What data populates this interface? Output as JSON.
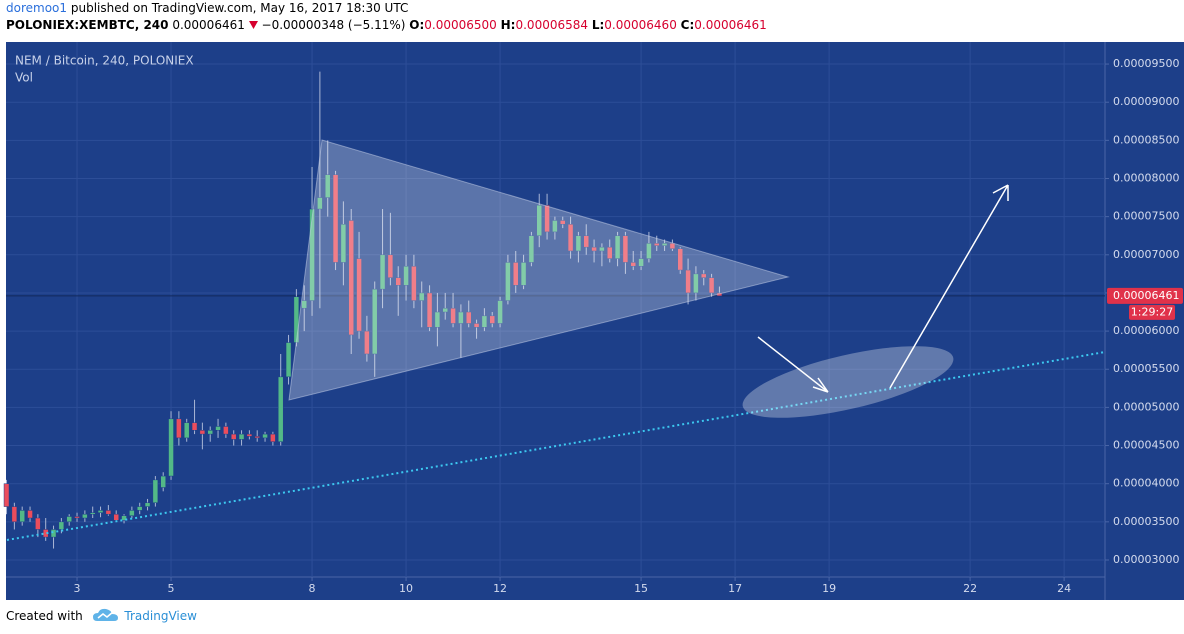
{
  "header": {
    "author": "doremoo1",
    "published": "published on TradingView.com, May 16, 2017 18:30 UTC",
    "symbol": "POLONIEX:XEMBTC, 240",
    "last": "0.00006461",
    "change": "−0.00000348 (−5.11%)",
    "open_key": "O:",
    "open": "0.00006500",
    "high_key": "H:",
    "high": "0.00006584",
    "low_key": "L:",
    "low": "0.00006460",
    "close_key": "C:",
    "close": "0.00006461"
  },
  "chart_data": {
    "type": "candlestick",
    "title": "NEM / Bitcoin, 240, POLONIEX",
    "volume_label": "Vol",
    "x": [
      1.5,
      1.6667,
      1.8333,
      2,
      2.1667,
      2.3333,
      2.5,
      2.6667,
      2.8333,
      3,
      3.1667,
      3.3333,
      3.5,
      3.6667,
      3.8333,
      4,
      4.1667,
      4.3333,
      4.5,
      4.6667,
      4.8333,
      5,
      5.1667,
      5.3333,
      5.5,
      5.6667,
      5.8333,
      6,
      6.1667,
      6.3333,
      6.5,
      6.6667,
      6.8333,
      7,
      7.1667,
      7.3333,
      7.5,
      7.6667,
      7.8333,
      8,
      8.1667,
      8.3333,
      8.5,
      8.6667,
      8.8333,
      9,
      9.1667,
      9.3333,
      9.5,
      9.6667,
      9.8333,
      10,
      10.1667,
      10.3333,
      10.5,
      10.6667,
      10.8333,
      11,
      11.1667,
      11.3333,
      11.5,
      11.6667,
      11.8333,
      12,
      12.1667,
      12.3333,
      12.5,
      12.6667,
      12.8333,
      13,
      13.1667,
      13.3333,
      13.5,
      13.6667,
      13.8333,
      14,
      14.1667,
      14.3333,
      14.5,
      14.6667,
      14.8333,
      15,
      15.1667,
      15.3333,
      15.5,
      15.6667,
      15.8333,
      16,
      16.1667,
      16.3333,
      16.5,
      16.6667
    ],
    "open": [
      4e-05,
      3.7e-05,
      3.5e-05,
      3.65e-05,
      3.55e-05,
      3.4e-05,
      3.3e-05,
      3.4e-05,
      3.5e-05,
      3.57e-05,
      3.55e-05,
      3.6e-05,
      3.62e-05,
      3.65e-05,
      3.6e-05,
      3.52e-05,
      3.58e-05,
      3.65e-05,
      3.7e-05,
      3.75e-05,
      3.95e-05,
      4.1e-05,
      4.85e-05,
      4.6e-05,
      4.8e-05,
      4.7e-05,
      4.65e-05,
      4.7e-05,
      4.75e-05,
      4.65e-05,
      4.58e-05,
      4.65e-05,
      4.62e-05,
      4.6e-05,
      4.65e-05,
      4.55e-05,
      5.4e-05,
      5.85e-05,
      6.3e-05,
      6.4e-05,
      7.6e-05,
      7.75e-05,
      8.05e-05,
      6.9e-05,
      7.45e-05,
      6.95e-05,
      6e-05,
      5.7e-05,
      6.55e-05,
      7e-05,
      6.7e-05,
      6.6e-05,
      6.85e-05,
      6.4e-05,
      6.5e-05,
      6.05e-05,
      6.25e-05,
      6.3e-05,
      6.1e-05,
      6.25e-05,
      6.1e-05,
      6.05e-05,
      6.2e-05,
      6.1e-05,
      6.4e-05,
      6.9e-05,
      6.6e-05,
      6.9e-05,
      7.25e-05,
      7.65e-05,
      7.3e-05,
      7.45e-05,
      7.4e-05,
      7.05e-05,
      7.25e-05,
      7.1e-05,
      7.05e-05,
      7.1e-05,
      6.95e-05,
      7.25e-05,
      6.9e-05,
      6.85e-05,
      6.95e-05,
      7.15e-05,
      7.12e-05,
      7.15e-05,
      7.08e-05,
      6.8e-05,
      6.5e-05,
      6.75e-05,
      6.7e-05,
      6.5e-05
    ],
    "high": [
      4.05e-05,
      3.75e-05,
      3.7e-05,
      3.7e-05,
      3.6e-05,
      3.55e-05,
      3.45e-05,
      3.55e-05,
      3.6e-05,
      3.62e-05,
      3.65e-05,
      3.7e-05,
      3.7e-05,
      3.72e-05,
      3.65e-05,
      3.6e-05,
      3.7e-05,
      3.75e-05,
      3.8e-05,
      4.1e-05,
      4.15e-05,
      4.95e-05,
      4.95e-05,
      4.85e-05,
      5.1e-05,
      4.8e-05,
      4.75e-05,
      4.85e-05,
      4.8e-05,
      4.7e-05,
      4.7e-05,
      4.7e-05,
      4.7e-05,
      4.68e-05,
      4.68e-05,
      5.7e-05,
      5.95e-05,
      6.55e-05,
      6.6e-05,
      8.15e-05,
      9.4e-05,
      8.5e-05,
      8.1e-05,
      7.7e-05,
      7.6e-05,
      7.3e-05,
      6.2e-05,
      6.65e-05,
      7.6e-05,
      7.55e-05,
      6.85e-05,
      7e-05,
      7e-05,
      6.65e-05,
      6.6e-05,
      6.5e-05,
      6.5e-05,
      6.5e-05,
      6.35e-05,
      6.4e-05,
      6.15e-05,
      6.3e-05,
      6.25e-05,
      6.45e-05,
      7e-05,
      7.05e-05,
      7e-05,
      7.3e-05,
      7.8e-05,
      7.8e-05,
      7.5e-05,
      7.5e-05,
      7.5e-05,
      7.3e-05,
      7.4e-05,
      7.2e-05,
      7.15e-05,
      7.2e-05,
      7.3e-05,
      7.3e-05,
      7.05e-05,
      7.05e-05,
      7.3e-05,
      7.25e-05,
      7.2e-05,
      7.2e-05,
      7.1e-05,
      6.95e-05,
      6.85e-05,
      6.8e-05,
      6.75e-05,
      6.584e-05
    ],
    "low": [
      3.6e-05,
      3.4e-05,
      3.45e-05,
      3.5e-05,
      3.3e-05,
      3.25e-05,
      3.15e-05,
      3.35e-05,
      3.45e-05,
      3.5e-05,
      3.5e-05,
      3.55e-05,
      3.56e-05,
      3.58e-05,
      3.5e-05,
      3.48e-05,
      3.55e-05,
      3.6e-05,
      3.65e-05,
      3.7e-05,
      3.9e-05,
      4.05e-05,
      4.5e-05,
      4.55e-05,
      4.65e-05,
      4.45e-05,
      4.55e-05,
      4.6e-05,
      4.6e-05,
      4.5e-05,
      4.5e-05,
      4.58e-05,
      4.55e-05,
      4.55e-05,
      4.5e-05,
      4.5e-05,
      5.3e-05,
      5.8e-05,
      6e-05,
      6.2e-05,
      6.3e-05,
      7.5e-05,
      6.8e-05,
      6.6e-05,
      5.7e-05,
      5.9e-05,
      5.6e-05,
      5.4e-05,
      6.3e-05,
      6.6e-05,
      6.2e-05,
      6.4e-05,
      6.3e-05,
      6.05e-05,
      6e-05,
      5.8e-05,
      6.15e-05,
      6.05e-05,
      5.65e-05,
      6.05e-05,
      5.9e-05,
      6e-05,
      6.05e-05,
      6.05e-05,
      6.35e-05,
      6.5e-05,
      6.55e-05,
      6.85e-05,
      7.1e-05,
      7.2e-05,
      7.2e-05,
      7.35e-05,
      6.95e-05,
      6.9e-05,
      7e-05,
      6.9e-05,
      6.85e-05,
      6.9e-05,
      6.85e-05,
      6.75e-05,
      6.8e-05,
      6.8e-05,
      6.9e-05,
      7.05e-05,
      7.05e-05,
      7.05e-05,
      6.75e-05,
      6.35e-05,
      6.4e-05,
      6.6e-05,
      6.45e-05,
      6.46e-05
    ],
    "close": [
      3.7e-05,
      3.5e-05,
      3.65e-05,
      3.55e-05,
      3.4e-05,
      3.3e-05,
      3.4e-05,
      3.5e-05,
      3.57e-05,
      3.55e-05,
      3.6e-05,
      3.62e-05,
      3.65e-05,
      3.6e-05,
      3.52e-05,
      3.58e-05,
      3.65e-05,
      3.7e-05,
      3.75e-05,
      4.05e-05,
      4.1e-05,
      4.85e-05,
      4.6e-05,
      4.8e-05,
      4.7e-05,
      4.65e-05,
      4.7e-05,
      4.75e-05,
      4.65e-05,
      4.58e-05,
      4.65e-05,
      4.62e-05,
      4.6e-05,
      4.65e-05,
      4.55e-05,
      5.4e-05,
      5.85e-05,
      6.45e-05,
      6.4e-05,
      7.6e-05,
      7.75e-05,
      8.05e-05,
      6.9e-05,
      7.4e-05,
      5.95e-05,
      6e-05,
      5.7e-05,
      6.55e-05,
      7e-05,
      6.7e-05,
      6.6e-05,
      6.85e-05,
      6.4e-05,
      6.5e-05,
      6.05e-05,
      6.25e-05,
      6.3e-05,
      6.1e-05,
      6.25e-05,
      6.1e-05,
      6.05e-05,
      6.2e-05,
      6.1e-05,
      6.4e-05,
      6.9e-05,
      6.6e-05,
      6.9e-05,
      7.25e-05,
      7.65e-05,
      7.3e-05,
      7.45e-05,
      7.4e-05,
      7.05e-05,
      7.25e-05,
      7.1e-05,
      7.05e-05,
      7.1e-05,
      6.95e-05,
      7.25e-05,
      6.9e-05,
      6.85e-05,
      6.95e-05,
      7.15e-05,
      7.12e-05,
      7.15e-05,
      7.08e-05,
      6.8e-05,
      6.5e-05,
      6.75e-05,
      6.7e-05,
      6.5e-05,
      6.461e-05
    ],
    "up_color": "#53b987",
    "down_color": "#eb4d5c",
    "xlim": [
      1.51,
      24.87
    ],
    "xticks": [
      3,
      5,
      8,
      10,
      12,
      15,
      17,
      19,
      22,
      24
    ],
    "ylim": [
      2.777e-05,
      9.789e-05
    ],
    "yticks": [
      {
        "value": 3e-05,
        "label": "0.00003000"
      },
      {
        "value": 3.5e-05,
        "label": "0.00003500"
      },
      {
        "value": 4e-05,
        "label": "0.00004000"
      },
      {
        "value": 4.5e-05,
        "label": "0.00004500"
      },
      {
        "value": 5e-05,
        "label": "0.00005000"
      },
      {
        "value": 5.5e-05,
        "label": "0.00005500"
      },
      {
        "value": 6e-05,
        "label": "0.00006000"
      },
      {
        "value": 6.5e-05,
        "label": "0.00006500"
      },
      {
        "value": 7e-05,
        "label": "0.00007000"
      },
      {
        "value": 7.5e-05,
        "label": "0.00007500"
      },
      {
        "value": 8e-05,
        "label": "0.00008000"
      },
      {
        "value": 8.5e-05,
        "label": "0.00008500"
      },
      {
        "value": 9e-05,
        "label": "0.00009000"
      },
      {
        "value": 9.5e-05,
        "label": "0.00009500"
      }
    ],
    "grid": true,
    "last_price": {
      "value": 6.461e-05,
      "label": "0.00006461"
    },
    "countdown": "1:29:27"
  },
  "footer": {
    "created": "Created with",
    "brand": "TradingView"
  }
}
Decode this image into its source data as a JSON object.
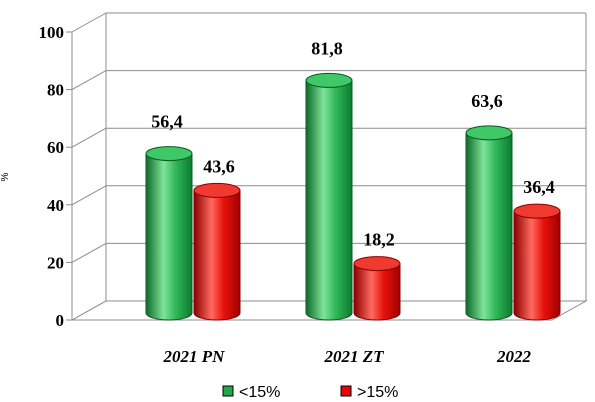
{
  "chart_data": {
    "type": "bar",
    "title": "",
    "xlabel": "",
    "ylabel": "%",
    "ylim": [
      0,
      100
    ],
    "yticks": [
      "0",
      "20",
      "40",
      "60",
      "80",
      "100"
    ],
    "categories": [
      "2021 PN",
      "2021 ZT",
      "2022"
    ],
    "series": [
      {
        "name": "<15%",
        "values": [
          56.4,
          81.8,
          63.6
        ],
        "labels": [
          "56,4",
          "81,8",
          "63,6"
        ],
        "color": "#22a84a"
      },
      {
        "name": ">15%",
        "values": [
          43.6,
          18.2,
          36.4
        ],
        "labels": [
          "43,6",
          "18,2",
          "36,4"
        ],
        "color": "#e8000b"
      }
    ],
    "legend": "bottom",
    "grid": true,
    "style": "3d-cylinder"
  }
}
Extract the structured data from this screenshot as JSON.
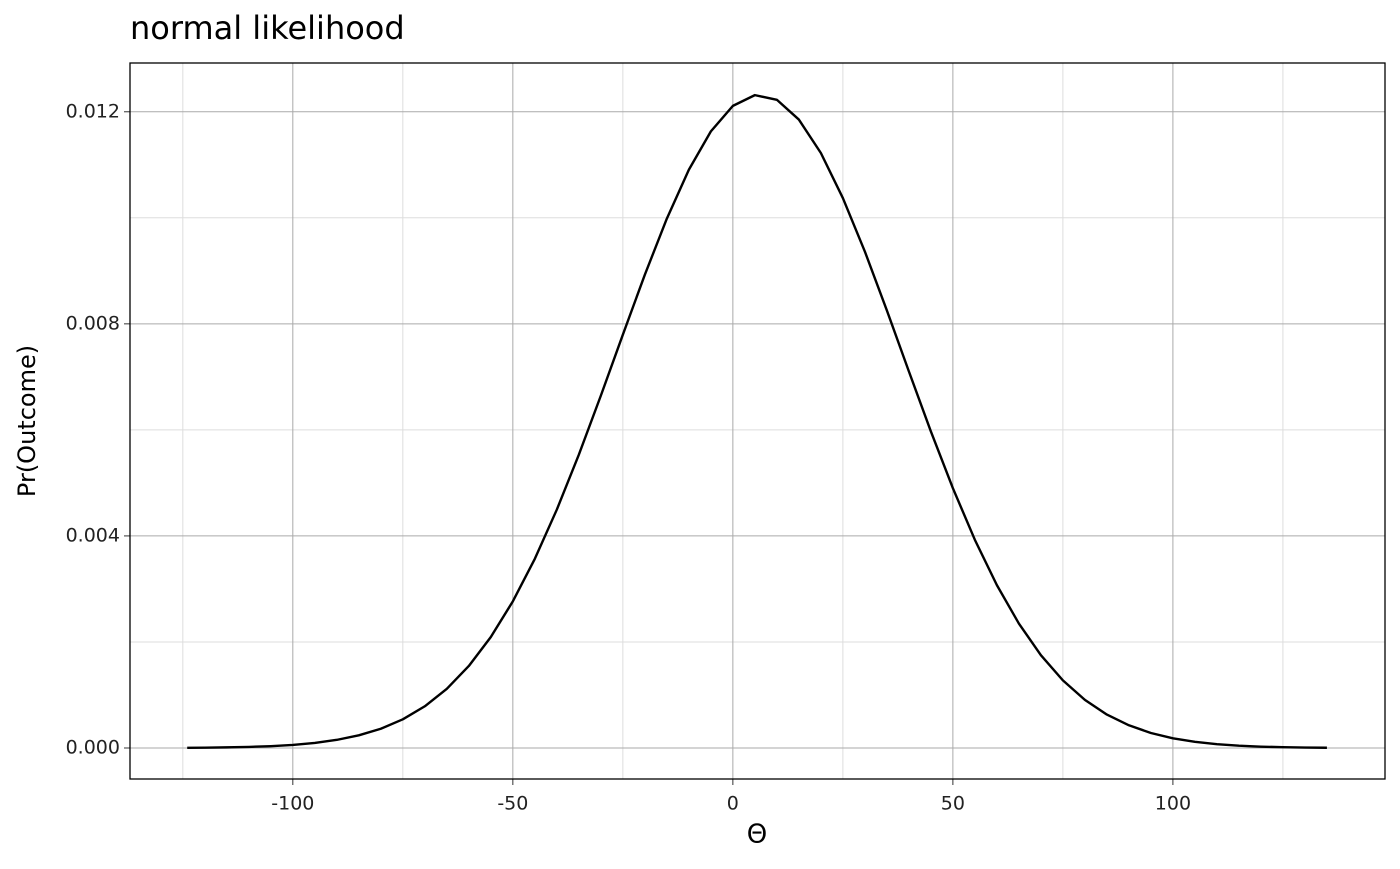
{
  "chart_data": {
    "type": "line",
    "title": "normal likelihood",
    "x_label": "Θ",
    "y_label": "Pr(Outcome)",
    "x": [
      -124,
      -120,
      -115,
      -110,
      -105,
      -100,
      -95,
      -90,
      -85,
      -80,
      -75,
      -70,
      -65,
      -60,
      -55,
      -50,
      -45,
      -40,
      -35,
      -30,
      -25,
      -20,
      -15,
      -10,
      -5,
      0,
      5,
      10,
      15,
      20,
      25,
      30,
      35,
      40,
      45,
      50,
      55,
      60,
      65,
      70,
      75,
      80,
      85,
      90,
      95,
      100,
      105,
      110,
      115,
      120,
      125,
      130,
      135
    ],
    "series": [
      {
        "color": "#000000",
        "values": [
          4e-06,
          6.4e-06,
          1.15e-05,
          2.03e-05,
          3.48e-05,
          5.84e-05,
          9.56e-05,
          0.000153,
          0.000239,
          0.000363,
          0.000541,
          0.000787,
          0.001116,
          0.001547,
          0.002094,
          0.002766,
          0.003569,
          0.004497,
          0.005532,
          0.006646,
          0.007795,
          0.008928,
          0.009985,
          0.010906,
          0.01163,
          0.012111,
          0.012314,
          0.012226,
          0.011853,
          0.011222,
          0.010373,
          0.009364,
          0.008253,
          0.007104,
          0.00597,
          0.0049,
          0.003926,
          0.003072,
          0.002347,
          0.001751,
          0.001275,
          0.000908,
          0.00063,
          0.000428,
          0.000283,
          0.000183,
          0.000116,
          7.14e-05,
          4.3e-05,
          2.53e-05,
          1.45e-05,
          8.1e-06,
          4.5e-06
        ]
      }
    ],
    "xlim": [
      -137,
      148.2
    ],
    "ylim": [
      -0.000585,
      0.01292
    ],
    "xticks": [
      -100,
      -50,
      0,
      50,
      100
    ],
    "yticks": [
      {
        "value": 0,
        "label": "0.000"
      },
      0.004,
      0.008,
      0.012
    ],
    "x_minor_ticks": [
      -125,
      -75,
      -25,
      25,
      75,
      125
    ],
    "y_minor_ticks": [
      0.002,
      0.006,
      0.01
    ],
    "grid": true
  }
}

━━━

**Your objective**. Copy every line of the listing that contains the word "title".

**Response to this task**.
    "title": "NEM / Bitcoin, 240, POLONIEX",
    "title": "",
    "title": "normal likelihood",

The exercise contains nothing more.